Dataset items:
_ _ _ _ _

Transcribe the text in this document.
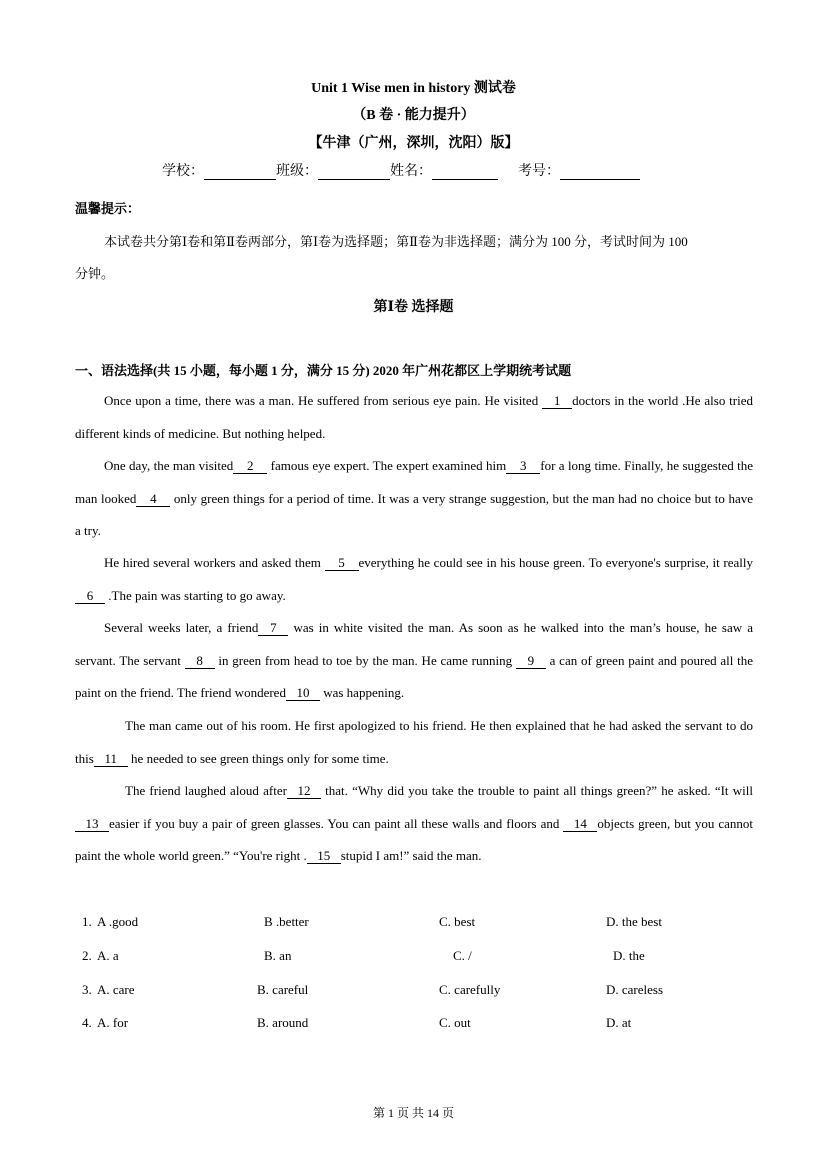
Unit 1 Wise men in history 测试卷
（B 卷 · 能力提升）
【牛津（广州，深圳，沈阳）版】
学校：	班级：	姓名：	考号：
温馨提示：
本试卷共分第Ⅰ卷和第Ⅱ卷两部分，第Ⅰ卷为选择题；第Ⅱ卷为非选择题；满分为 100 分，考试时间为 100
分钟。
第Ⅰ卷 选择题
一、语法选择(共 15 小题，每小题 1 分，满分 15 分) 2020 年广州花都区上学期统考试题
Once upon a time, there was a man. He suffered from serious eye pain. He visited 1 doctors in the world .He also tried different kinds of medicine. But nothing helped.
One day, the man visited 2 famous eye expert. The expert examined him 3 for a long time. Finally, he suggested the man looked 4 only green things for a period of time. It was a very strange suggestion, but the man had no choice but to have a try.
He hired several workers and asked them 5 everything he could see in his house green. To everyone's surprise, it really6 .The pain was starting to go away.
Several weeks later, a friend 7 was in white visited the man. As soon as he walked into the man’s house, he saw a servant. The servant 8 in green from head to toe by the man. He came running 9 a can of green paint and poured all the paint on the friend. The friend wondered 10 was happening.
The man came out of his room. He first apologized to his friend. He then explained that he had asked the servant to do this 11 he needed to see green things only for some time.
The friend laughed aloud after 12 that. “Why did you take the trouble to paint all things green?” he asked. “It will13 easier if you buy a pair of green glasses. You can paint all these walls and floors and 14 objects green, but you cannot paint the whole world green.” “You're right . 15 stupid I am!” said the man.
1. A .good	B .better	C. best	D. the best
2. A. a	B. an	C. /	D. the
3. A. care	B. careful	C. carefully	D. careless
4. A. for	B. around	C. out	D. at
第 1 页 共 14 页
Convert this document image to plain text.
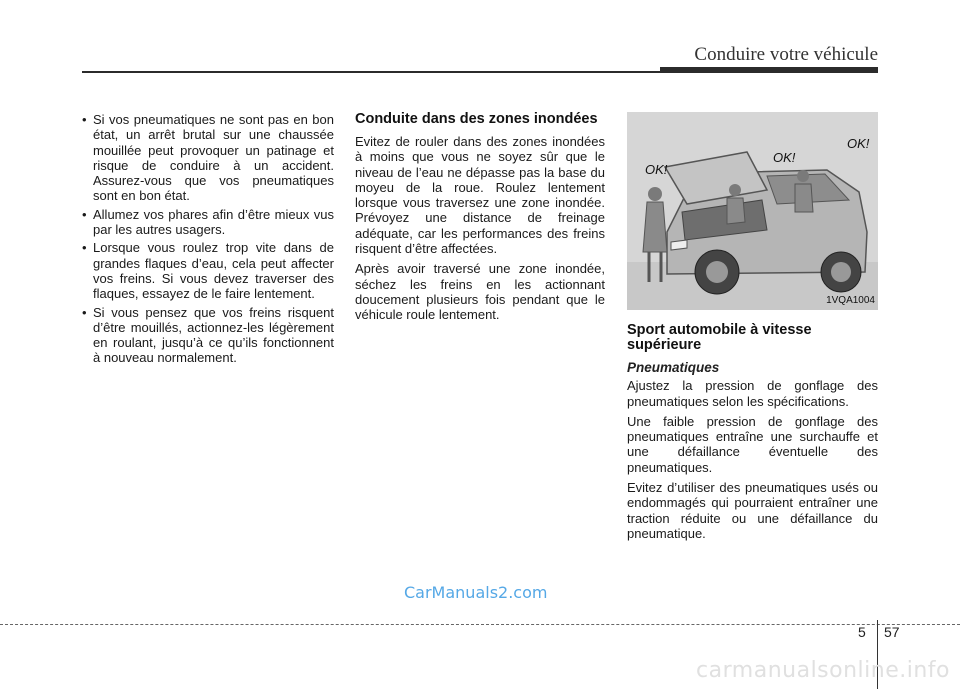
Conduire votre véhicule
• Si vos pneumatiques ne sont pas en bon état, un arrêt brutal sur une chaussée mouillée peut provoquer un patinage et risque de conduire à un accident. Assurez-vous que vos pneumatiques sont en bon état.
• Allumez vos phares afin d’être mieux vus par les autres usagers.
• Lorsque vous roulez trop vite dans de grandes flaques d’eau, cela peut affecter vos freins. Si vous devez traverser des flaques, essayez de le faire lentement.
• Si vous pensez que vos freins risquent d’être mouillés, actionnez-les légèrement en roulant, jusqu’à ce qu’ils fonctionnent à nouveau normalement.
Conduite dans des zones inondées

Evitez de rouler dans des zones inondées à moins que vous ne soyez sûr que le niveau de l’eau ne dépasse pas la base du moyeu de la roue. Roulez lentement lorsque vous traversez une zone inondée. Prévoyez une distance de freinage adéquate, car les performances des freins risquent d’être affectées.

Après avoir traversé une zone inondée, séchez les freins en les actionnant doucement plusieurs fois pendant que le véhicule roule lentement.

OK!
OK!
OK!
1VQA1004
Sport automobile à vitesse supérieure
Pneumatiques

Ajustez la pression de gonflage des pneumatiques selon les spécifications.

Une faible pression de gonflage des pneumatiques entraîne une surchauffe et une défaillance éventuelle des pneumatiques.

Evitez d’utiliser des pneumatiques usés ou endommagés qui pourraient entraîner une traction réduite ou une défaillance du pneumatique.

CarManuals2.com
5 57
carmanualsonline.info
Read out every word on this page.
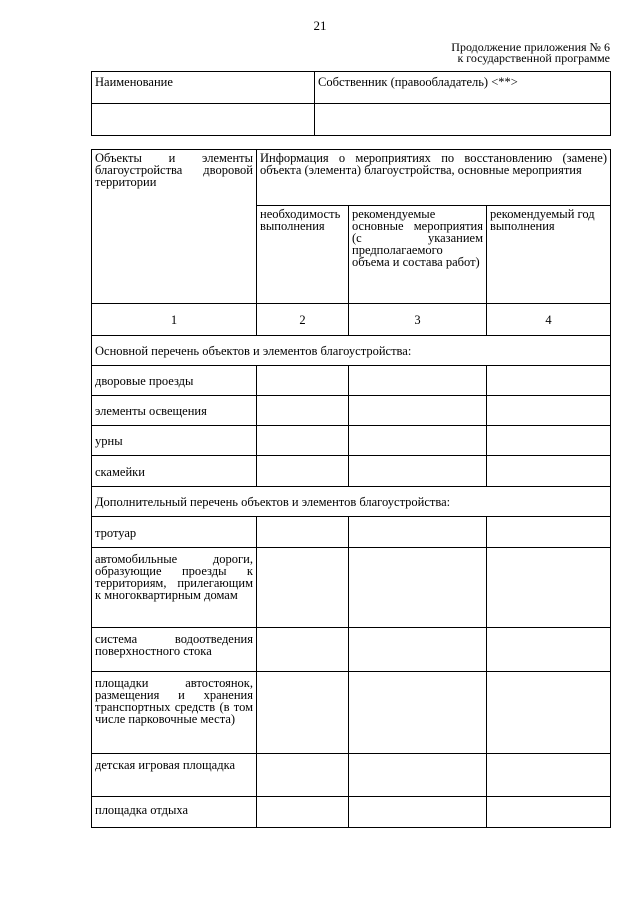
21
Продолжение приложения № 6
к государственной программе
Наименование	Собственник (правообладатель) <**>

Объекты и элементы благоустройства дворовой территории	Информация о мероприятиях по восстановлению (замене) объекта (элемента) благоустройства, основные мероприятия		
	необходимость выполнения	рекомендуемые основные мероприятия (с указанием предполагаемого объема и состава работ)	рекомендуемый год выполнения
1	2	3	4
Основной перечень объектов и элементов благоустройства:			
дворовые проезды			
элементы освещения			
урны			
скамейки			
Дополнительный перечень объектов и элементов благоустройства:			
тротуар			
автомобильные дороги, образующие проезды к территориям, прилегающим к многоквартирным домам			
система водоотведения поверхностного стока			
площадки автостоянок, размещения и хранения транспортных средств (в том числе парковочные места)			
детская игровая площадка			
площадка отдыха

_ _ _ _ _

Requirement —
Reproduce every line from the entries that holds the word "came".

Finished exercise —
Several weeks later, a friend 7 was in white visited the man. As soon as he walked into the man’s house, he saw a servant. The servant 8 in green from head to toe by the man. He came running 9 a can of green paint and poured all the paint on the friend. The friend wondered 10 was happening.
The man came out of his room. He first apologized to his friend. He then explained that he had asked the servant to do this 11 he needed to see green things only for some time.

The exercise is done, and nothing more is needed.